--- Start Supplied text ---
LGTM, although I'd prefer not to reindent the phases section.  It makes
the patch harder to read, and I prefer the "deep" indentation for
logically separate chunks of code anyway (though I am probably in the
minority here..).  YMMV!

Thanks!

>      (propagated-inputs
>       `(("python-numpy" ,python-numpy)
>         ("python-openpyxl" ,python-openpyxl)
>         ("python-pytz" ,python-pytz)
>         ("python-dateutil" ,python-dateutil)
>         ("python-xlrd" ,python-xlrd)))
> +    (inputs
> +     `(("which" ,which)))
>      (native-inputs
>       `(("python-cython" ,python-cython)
>         ("python-beautifulsoup4" ,python-beautifulsoup4)
>         ("python-lxml" ,python-lxml)
>         ("python-html5lib" ,python-html5lib)
>         ("python-nose" ,python-nose)
> -       ("python-pytest" ,python-pytest)))
> +       ("python-pytest" ,python-pytest)
> +       ("python-pytest-mock" ,python-pytest-mock)))
>      (home-page "https://pandas.pydata.org")
>      (synopsis "Data structures for data analysis, time series, and statistics")
>      (description
> -- 
> 2.20.1
Maxim Cournoyer March 18, 2019, 1:18 p.m. UTC | #2
Hi Marius, and thanks for having a look!

Marius Bakke <mbakke@fastmail.com> writes:

> Hello Maxim,
>
> Overall LGTM, some comments inline.
>
> [...]
>
>> +(define-public python-et-xmlfile
>> +  (package
>> +    (name "python-et-xmlfile")
>> +    (version "1.0.1")
>> +    (source
>> +      (origin
>> +        (method url-fetch)
>> +        (uri (pypi-uri "et_xmlfile" version))
>> +        (sha256
>> +          (base32
>> +            "0nrkhcb6jdrlb6pwkvd4rycw34y3s931hjf409ij9xkjsli9fkb1"))))
>> +    (build-system python-build-system)
>> +    (arguments
>> +     `(#:phases (modify-phases %standard-phases
>> +                  (replace 'check
>> +                    (lambda _
>> +                      (invoke "pytest"))))))
>> +    (native-inputs
>> +     `(("python-pytest" ,python-pytest)
>> +       ("python-lxml" ,python-lxml)))
>
> Should python-lxml be a propagated-input?

No, otherwise this package would be pretty pointless, as it aims to be
a "low memory implementation of a component of lxml" :-). The lxml
dependency is used in the test suite (I'm guessing to validate that both
implementations' behaviors match).

>
>> +    (home-page
>> +      "https://bitbucket.org/openpyxl/et_xmlfile")
>> +    (synopsis
>> +      "Low memory implementation of @code{lxml.xmlfile}")
>
> Please remove the extra newlines in these patches.

Done.
--- End Supplied text ---
--- Start Data entries ---
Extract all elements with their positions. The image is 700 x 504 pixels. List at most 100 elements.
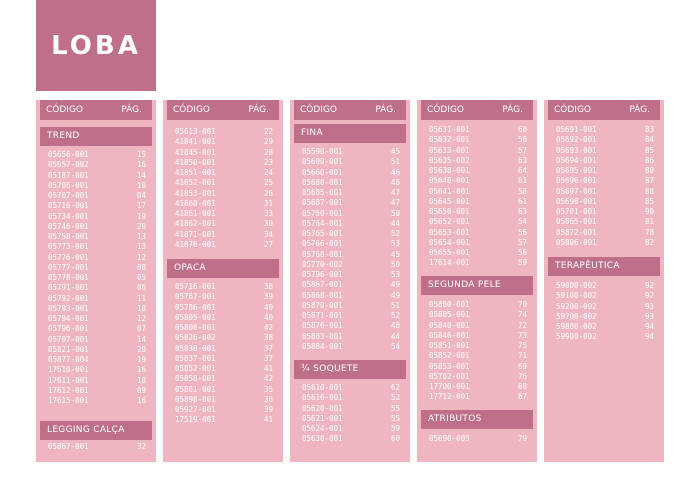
index-row: 05692-001 84: [556, 135, 654, 145]
product-code: 05690-003: [429, 434, 470, 443]
brand-logo-text: LOBA: [51, 30, 141, 61]
page-number: 82: [644, 237, 654, 247]
product-code: 05621-001: [302, 413, 343, 423]
page-number: 48: [390, 177, 400, 187]
product-code: 41853-001: [175, 188, 216, 198]
page-number: 60: [390, 434, 400, 444]
index-row: 05765-001 52: [302, 229, 400, 239]
section-title: SEGUNDA PELE: [421, 276, 533, 295]
page-number: 38: [263, 333, 273, 343]
index-column-5: CÓDIGO PÁG. 05691-001 83 05692-001 84 05693-00…: [544, 100, 664, 462]
product-code: 05716-001: [48, 201, 89, 211]
index-row: 05707-001 04: [48, 191, 146, 201]
index-row: 05654-001 57: [429, 238, 527, 248]
page-number: 45: [390, 147, 400, 156]
index-row: 41862-001 30: [175, 219, 273, 229]
index-row: 05656-001 15: [48, 150, 146, 160]
index-row: 05778-001 05: [48, 273, 146, 283]
page-number: 41: [263, 415, 273, 425]
page-number: 92: [644, 281, 654, 290]
page-number: 40: [263, 312, 273, 322]
page-number: 34: [263, 229, 273, 239]
product-code: 05794-001: [48, 314, 89, 323]
product-code: 41861-001: [175, 209, 216, 218]
section-title: OPACA: [167, 259, 279, 278]
product-code: 17700-001: [429, 382, 470, 391]
page-number: 51: [390, 157, 400, 167]
index-row: 05852-001 71: [429, 351, 527, 361]
product-code: 59100-002: [556, 291, 597, 301]
product-code: 05640-001: [429, 176, 470, 186]
index-row: 41860-001 31: [175, 199, 273, 209]
product-code: 05767-001: [175, 292, 216, 302]
index-row: 05652-001 54: [429, 217, 527, 227]
page-number: 54: [517, 217, 527, 227]
product-code: 05695-001: [556, 166, 597, 175]
page-number: 63: [517, 207, 527, 216]
product-code: 05660-001: [302, 167, 343, 177]
index-row: 05630-001 60: [302, 434, 400, 444]
page-number: 25: [263, 178, 273, 188]
page-number: 19: [136, 355, 146, 364]
index-row: 05786-001 40: [175, 303, 273, 313]
page-number: 07: [136, 324, 146, 334]
product-code: 05716-001: [175, 282, 216, 291]
index-row: 05716-001 17: [48, 201, 146, 211]
product-code: 05805-001: [429, 310, 470, 320]
page-number: 58: [517, 186, 527, 196]
column-header: CÓDIGO PÁG.: [548, 100, 660, 120]
product-code: 05758-001: [48, 232, 89, 241]
page-number: 12: [136, 314, 146, 323]
index-row: 05806-001 42: [175, 323, 273, 333]
page-number: 40: [263, 302, 273, 312]
page-number: 55: [390, 403, 400, 413]
index-row: 05734-001 19: [48, 212, 146, 222]
page-number: 70: [517, 300, 527, 309]
index-row: 05867-001 32: [48, 442, 146, 452]
index-row: 05641-001 58: [429, 187, 527, 197]
index-row: 05851-001 75: [429, 341, 527, 351]
page-number: 64: [517, 166, 527, 175]
index-column-2: CÓDIGO PÁG. 05613-001 22 41841-001 29 41845-00…: [163, 100, 283, 462]
product-code: 05630-001: [302, 434, 343, 444]
product-code: 41845-001: [175, 147, 216, 157]
product-code: 05693-001: [556, 145, 597, 155]
product-code: 05702-001: [429, 371, 470, 381]
page-number: 52: [390, 393, 400, 403]
index-row: 41853-001 26: [175, 189, 273, 199]
index-row: 41861-001 33: [175, 209, 273, 219]
product-code: 05633-001: [429, 145, 470, 155]
index-row: 05881-001 35: [175, 385, 273, 395]
page-number: 84: [644, 135, 654, 145]
product-code: 05773-001: [48, 242, 89, 252]
code-header-label: CÓDIGO: [173, 105, 211, 115]
product-code: 41851-001: [175, 168, 216, 177]
index-row: 05868-001 49: [302, 291, 400, 301]
page-header-label: PÁG.: [121, 105, 142, 115]
index-row: 05773-001 13: [48, 242, 146, 252]
index-row: 59800-002 94: [556, 322, 654, 332]
page-number: 42: [263, 374, 273, 384]
section-title: FINA: [294, 124, 406, 143]
index-row: 05650-001 63: [429, 207, 527, 217]
product-code: 05806-001: [175, 323, 216, 332]
product-code: 05852-001: [175, 364, 216, 373]
code-header-label: CÓDIGO: [46, 105, 84, 115]
product-code: 05821-001: [48, 344, 89, 354]
page-number: 90: [644, 207, 654, 216]
column-header: CÓDIGO PÁG.: [167, 100, 279, 120]
section-title: TREND: [40, 127, 152, 146]
page-number: 39: [263, 405, 273, 414]
product-code: 17519-001: [175, 415, 216, 425]
product-code: 05687-001: [302, 198, 343, 208]
product-code: 05867-001: [302, 280, 343, 290]
page-number: 41: [263, 364, 273, 373]
page-number: 92: [644, 291, 654, 301]
product-code: 59000-002: [556, 281, 597, 290]
index-row: 05633-001 57: [429, 146, 527, 156]
page-number: 60: [517, 125, 527, 134]
product-code: 05746-001: [48, 221, 89, 231]
product-code: 05768-001: [302, 249, 343, 259]
index-row: 05792-001 11: [48, 294, 146, 304]
product-code: 59700-002: [556, 311, 597, 321]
--- End Data entries ---
Written problem – Copy the patch review from "No, otherwise this" to "in these patches.", switching "test suite" to "unit tests".

Full answer –
No, otherwise this package would be pretty pointless, as it aims to be
a "low memory implementation of a component of lxml" :-). The lxml
dependency is used in the unit tests (I'm guessing to validate that both
implementations' behaviors match).

>
>> +    (home-page
>> +      "https://bitbucket.org/openpyxl/et_xmlfile")
>> +    (synopsis
>> +      "Low memory implementation of @code{lxml.xmlfile}")
>
> Please remove the extra newlines in these patches.